> [WHAT THIS TASK INVOLVES]: Reproduce each line bearing the word "visible".

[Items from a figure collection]
···
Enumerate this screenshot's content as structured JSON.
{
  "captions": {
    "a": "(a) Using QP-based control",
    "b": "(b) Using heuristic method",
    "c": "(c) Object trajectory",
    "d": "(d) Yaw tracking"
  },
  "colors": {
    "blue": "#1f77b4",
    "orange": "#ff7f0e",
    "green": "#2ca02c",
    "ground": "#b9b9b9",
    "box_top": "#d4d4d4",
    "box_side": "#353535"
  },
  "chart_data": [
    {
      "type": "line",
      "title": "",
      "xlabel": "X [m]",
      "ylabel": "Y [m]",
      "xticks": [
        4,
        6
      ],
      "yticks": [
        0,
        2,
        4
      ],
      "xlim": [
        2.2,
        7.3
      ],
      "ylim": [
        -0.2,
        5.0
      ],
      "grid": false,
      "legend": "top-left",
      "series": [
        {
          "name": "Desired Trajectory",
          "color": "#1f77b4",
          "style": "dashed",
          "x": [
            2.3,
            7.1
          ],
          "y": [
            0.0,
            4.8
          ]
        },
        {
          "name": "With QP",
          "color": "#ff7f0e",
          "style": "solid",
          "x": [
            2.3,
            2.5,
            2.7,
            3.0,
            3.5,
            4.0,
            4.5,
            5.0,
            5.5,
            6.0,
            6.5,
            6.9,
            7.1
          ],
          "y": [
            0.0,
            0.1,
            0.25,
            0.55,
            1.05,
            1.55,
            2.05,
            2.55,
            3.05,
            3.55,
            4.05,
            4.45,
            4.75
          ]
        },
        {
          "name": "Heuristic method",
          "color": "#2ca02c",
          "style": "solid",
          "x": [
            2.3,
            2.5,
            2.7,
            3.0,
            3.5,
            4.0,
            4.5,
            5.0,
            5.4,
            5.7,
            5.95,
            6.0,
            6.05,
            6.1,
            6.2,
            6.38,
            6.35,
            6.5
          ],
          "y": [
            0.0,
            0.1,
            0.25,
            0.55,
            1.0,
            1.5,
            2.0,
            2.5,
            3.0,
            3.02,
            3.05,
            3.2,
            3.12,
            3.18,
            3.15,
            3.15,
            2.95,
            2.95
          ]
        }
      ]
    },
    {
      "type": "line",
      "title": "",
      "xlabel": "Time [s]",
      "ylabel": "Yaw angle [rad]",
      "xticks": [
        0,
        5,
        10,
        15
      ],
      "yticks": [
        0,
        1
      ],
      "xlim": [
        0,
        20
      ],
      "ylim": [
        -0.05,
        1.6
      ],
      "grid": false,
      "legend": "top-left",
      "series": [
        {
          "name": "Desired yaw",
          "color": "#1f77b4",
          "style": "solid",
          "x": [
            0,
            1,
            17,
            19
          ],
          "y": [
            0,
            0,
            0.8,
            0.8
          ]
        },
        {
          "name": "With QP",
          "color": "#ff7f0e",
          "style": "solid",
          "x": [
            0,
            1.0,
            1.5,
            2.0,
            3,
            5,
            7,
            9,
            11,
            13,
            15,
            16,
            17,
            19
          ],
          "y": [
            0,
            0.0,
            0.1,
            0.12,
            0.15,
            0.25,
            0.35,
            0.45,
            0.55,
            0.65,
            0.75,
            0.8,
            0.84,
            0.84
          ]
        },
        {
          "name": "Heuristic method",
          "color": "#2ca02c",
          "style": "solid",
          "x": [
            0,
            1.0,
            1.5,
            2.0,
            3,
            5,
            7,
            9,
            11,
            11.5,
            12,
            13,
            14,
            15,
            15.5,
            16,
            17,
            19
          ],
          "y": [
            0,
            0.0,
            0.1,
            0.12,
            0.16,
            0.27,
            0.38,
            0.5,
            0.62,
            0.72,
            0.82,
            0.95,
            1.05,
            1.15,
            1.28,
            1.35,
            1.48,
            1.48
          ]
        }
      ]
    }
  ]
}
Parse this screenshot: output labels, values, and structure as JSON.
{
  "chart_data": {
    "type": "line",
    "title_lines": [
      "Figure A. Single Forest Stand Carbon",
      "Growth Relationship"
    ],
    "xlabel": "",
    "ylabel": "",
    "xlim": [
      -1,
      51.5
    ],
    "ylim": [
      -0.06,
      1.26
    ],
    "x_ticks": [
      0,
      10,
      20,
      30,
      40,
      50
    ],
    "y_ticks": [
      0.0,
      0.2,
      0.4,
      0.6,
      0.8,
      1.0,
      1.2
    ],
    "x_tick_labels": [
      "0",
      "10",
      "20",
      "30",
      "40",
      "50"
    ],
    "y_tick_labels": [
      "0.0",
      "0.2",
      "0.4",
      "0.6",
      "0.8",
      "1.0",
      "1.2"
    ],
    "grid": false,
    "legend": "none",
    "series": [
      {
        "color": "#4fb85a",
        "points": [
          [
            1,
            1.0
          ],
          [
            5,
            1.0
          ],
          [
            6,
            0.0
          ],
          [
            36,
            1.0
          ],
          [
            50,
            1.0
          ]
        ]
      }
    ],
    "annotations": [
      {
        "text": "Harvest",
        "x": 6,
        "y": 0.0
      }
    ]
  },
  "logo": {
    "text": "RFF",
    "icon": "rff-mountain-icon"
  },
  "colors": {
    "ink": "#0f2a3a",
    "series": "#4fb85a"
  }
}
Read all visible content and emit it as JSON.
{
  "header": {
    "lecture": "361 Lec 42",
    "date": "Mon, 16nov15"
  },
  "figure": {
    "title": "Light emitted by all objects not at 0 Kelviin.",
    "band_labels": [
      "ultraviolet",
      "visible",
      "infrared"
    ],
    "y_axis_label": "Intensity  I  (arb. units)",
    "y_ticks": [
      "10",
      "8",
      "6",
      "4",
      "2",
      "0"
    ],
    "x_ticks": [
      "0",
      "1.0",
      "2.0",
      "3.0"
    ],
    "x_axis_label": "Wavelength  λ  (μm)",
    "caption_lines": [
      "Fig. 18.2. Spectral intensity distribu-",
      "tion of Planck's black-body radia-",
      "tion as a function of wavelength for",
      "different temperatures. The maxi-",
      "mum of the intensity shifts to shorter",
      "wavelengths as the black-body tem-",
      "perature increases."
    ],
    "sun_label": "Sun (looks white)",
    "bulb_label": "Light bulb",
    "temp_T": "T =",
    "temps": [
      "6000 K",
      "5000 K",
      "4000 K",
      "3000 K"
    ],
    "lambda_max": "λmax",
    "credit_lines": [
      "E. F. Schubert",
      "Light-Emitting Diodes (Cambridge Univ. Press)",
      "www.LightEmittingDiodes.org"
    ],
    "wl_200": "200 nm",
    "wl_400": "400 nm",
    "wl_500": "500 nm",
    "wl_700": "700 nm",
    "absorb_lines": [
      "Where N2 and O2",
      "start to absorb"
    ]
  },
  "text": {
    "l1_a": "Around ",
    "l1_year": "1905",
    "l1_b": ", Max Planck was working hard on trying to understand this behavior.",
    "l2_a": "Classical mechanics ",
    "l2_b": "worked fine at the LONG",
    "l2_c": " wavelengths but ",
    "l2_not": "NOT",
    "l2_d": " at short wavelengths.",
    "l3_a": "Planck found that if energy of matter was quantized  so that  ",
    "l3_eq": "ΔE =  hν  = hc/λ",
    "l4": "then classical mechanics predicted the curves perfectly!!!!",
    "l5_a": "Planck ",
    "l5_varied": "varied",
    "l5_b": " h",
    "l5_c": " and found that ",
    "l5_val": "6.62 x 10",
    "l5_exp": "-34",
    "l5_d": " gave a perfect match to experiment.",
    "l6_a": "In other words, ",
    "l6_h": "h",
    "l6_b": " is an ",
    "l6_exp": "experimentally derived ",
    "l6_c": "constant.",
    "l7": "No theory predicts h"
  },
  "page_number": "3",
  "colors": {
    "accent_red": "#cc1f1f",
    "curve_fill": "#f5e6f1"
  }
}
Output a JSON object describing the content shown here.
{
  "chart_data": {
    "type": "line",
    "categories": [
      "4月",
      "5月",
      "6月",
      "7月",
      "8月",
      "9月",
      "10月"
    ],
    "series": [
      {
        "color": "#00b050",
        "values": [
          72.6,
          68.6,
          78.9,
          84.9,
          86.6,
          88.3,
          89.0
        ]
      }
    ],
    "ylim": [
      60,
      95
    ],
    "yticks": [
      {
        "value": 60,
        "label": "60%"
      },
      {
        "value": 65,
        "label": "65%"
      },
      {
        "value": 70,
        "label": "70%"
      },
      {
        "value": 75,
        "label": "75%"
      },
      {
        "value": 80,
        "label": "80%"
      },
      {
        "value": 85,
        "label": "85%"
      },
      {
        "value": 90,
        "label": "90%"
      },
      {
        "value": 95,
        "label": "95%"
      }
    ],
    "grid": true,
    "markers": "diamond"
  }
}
···
> [EXPECTED OUTPUT]:
Read all visible content and emit it as JSON.
      "visible",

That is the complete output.